Search the material below for the word "list" and copy every line in which it occurs.

-- Begin DATASET ENTRIES --

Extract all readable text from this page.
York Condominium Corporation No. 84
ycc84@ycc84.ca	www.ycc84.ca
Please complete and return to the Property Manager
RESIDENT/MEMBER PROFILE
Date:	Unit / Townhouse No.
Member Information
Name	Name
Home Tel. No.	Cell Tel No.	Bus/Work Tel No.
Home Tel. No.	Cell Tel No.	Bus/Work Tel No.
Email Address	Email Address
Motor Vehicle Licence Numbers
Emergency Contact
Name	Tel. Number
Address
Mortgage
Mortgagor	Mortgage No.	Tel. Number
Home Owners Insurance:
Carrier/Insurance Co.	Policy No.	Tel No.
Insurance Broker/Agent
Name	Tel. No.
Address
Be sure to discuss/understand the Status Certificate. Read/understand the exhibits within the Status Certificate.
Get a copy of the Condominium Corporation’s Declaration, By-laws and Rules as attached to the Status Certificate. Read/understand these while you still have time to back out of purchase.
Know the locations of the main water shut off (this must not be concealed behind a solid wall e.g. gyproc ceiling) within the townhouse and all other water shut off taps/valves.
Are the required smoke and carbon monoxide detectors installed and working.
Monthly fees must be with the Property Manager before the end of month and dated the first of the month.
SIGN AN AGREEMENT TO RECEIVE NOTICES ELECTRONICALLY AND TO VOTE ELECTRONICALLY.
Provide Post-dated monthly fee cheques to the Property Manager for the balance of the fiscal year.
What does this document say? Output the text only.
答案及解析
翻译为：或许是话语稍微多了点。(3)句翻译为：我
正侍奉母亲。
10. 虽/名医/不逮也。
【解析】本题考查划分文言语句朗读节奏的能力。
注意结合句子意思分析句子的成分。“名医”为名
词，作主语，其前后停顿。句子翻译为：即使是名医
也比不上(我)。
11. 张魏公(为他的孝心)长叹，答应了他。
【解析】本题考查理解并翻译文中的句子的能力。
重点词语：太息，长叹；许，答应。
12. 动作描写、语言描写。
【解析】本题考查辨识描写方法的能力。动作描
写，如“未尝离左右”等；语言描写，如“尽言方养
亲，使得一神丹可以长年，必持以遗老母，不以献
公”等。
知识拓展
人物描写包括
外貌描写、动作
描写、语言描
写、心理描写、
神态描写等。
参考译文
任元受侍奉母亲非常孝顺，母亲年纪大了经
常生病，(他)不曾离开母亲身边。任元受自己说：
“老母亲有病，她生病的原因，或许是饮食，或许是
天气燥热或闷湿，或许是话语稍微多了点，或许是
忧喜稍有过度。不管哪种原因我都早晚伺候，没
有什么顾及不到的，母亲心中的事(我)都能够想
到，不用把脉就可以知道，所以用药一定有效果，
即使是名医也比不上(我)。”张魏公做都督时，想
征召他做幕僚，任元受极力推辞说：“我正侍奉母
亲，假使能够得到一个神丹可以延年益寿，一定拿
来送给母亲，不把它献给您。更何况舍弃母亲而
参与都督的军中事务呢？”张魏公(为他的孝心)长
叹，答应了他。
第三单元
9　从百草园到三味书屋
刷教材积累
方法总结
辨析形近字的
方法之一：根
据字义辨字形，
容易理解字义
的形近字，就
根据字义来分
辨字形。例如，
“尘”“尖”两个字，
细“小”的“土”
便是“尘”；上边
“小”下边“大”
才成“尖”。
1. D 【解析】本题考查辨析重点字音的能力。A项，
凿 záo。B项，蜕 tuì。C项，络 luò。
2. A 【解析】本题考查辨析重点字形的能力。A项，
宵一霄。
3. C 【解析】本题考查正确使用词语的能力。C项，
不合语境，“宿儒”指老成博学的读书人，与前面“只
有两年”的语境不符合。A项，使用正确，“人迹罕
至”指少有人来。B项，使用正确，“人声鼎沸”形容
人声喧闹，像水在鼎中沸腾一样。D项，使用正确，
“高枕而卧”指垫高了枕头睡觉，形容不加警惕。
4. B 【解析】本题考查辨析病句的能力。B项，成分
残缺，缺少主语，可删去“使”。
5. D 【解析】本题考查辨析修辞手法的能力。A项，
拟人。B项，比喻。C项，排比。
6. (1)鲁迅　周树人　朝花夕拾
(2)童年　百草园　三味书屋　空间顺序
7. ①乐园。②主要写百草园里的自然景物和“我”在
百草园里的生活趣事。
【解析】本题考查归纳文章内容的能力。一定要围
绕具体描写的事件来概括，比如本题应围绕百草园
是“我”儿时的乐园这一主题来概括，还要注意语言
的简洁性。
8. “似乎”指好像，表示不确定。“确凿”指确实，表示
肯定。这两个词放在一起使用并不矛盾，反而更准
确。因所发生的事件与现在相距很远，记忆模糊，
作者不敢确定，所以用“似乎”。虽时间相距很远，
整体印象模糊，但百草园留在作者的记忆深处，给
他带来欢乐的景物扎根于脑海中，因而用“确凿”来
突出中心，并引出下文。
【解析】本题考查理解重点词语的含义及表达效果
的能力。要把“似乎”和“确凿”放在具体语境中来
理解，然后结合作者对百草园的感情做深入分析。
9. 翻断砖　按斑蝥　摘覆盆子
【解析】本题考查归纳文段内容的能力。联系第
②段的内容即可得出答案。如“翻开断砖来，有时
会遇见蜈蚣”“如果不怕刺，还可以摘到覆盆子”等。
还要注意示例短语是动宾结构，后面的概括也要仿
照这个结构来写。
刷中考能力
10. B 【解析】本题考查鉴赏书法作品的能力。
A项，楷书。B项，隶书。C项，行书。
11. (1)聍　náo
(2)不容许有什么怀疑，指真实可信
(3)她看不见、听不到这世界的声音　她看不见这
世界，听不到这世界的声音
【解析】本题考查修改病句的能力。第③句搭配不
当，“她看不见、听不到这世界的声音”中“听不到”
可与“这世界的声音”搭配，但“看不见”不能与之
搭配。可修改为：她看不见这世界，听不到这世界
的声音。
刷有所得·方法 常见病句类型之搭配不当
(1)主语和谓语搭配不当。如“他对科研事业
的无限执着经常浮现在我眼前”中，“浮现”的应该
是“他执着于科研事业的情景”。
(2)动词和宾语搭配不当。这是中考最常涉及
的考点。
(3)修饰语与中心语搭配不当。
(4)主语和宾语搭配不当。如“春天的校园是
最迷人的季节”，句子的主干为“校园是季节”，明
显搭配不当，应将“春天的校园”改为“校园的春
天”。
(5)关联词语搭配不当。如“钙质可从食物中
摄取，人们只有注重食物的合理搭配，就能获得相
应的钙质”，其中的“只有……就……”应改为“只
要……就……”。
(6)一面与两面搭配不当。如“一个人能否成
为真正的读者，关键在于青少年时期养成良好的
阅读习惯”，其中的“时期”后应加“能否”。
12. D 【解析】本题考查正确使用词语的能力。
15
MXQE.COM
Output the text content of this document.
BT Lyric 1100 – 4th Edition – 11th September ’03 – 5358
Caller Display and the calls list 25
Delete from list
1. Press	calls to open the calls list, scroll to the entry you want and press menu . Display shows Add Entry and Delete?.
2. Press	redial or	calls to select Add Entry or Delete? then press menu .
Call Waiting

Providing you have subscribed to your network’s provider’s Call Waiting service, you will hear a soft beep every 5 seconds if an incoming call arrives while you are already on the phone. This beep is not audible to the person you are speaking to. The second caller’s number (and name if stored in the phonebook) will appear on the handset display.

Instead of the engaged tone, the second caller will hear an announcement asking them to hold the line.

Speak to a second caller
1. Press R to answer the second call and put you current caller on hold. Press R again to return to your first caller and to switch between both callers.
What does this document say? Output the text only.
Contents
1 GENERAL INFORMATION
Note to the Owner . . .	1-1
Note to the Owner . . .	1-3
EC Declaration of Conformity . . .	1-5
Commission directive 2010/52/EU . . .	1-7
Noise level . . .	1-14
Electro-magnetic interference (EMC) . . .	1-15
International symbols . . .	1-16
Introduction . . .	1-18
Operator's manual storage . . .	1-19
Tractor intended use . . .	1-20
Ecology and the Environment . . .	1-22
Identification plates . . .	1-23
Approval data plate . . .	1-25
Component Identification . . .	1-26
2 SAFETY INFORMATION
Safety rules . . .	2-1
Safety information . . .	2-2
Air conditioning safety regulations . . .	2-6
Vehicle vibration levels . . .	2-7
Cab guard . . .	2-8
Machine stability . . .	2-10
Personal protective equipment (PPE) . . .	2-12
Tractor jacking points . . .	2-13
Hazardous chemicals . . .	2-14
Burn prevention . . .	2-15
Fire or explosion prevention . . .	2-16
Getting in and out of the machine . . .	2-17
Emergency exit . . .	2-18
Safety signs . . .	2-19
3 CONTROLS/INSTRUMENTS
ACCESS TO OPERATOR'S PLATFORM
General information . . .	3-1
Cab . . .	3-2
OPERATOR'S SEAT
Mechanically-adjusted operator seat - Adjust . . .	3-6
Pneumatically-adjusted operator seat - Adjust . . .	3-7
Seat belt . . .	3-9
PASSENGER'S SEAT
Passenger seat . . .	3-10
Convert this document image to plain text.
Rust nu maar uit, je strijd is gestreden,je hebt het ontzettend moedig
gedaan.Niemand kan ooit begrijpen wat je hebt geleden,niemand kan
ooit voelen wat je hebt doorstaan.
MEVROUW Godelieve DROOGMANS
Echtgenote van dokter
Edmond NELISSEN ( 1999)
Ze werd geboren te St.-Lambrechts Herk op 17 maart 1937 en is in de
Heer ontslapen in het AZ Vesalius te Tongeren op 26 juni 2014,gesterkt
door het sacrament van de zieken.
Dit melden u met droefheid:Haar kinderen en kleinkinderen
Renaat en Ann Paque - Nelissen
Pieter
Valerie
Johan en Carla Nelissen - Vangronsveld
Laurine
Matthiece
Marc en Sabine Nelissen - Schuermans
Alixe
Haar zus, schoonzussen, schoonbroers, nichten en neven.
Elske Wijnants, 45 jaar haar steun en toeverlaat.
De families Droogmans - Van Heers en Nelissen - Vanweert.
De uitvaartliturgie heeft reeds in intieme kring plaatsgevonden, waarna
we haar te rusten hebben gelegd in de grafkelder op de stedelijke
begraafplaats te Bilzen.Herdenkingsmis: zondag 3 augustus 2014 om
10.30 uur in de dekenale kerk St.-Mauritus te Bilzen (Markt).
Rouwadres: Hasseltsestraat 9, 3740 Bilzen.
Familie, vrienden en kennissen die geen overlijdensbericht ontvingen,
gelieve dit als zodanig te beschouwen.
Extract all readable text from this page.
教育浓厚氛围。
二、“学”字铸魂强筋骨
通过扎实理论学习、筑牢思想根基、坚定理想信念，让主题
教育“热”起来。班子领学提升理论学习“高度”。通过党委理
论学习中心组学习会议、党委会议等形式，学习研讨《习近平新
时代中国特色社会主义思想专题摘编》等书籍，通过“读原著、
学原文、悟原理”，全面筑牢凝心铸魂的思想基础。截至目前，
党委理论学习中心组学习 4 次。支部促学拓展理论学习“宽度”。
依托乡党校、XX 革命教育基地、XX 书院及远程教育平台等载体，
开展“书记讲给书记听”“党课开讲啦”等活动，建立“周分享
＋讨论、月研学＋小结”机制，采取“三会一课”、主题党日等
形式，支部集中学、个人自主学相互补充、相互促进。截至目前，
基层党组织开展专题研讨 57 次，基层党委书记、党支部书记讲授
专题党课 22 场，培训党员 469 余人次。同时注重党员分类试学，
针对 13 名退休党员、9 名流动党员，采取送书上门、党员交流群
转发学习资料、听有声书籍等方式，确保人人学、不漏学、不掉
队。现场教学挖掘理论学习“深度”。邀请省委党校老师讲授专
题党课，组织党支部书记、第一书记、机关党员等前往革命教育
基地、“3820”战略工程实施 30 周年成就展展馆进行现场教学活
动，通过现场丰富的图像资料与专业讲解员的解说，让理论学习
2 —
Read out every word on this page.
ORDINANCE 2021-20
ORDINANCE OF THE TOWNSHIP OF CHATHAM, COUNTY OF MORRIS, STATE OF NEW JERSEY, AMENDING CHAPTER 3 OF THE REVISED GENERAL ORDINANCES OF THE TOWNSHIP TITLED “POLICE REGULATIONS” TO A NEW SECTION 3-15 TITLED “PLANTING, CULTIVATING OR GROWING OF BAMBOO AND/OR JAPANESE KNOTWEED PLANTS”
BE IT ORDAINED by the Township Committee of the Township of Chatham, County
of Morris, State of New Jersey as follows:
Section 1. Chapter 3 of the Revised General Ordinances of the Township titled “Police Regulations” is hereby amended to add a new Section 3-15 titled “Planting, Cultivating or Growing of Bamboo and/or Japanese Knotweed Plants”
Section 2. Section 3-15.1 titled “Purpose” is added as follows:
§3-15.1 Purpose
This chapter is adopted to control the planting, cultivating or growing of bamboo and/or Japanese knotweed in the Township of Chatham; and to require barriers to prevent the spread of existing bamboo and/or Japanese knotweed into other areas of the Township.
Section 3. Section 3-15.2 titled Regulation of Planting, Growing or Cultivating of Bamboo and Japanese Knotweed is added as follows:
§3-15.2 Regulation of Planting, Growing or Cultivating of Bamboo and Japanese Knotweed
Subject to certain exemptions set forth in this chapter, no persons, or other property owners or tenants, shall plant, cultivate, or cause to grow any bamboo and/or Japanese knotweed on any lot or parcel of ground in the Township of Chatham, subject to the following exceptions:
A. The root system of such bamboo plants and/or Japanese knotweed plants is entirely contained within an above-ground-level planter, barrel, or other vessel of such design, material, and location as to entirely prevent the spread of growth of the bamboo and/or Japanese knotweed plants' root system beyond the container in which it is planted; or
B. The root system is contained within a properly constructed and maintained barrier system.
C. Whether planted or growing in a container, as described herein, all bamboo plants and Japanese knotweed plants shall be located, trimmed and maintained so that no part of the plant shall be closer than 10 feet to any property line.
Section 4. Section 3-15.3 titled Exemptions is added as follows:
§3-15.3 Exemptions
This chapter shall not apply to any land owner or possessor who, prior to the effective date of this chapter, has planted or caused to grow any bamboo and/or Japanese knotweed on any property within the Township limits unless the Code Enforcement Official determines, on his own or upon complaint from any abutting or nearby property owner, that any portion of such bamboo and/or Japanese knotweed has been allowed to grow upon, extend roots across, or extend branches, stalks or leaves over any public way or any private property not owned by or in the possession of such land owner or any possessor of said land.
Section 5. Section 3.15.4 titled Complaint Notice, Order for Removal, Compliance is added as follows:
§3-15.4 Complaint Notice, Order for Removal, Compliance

-- End DATASET ENTRIES --

RESULT:
Caller Display and the calls list 25
Delete from list
1. Press	calls to open the calls list, scroll to the entry you want and press menu . Display shows Add Entry and Delete?.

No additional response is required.